### GIVEN TASK
Determine the number of lines where "having" occurs and reply with that number by itself.

### DATA FOR THIS EXERCISE
☆ ☆ ☆ ☆

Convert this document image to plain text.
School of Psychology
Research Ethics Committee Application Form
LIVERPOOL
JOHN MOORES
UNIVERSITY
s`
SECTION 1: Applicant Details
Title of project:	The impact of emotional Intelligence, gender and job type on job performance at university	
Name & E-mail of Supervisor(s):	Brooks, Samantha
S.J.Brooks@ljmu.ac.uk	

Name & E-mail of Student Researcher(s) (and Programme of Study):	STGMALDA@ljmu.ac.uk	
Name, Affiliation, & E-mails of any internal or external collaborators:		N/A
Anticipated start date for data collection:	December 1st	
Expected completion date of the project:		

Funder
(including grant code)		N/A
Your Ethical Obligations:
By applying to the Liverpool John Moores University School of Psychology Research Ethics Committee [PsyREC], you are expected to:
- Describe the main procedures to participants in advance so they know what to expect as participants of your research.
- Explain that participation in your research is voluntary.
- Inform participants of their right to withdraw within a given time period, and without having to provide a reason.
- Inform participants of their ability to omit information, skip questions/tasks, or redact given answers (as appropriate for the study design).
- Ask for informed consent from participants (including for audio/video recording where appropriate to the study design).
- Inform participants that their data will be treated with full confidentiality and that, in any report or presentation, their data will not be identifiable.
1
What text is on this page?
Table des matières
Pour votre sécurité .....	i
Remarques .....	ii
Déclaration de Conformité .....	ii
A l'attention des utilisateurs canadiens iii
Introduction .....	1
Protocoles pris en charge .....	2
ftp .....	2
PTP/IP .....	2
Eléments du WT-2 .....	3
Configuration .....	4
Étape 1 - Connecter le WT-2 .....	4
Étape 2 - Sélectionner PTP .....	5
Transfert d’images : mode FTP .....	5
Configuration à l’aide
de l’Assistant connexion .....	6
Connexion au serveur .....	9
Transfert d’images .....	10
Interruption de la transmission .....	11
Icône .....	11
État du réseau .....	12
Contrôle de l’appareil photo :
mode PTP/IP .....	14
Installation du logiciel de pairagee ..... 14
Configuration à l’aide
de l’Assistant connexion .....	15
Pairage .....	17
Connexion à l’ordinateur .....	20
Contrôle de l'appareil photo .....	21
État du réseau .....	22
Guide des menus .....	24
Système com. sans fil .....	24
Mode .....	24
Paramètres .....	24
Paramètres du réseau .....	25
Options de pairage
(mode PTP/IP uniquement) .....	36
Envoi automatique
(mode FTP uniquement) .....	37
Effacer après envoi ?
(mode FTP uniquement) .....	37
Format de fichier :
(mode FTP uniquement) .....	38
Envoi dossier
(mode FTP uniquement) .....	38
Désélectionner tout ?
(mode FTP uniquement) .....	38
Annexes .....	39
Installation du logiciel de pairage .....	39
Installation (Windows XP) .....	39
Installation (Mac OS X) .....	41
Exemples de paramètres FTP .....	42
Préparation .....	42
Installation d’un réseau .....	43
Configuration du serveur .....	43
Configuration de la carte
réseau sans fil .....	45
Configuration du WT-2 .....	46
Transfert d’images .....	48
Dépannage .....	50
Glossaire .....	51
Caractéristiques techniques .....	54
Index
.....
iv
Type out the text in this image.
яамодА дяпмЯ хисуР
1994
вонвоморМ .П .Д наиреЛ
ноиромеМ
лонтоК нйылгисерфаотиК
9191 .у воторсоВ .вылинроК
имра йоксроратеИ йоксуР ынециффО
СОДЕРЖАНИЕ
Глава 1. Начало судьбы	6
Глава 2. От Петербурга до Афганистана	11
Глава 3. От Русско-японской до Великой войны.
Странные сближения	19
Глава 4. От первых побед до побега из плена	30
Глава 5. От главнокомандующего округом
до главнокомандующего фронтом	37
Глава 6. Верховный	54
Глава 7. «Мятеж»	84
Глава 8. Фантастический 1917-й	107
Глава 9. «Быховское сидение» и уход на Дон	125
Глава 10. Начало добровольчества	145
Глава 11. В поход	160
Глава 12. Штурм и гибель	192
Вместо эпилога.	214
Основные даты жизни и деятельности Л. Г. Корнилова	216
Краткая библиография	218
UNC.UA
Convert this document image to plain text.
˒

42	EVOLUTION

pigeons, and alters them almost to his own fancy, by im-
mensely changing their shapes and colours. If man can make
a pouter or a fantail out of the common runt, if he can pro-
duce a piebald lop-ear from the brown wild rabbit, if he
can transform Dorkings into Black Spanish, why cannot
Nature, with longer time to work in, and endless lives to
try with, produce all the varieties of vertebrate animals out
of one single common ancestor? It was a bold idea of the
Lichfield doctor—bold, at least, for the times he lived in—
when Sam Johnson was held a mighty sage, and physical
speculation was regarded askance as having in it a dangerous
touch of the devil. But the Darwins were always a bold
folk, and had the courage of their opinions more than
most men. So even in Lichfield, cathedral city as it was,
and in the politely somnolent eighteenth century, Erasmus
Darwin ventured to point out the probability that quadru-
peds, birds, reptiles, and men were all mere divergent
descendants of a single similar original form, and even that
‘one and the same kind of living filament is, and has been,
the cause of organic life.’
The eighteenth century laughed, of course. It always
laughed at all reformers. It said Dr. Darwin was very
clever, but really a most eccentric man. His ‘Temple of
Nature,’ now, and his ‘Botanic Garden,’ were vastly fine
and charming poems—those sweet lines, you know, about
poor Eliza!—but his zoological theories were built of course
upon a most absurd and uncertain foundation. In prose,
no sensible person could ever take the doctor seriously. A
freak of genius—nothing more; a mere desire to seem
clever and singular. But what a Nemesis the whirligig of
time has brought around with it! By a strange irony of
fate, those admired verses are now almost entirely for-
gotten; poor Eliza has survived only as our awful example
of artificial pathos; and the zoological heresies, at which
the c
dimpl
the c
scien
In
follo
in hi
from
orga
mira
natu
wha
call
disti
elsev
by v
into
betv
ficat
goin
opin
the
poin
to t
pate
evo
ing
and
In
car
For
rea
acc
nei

☆ ☆ ☆ ☆

### EXPECTED ANSWER
2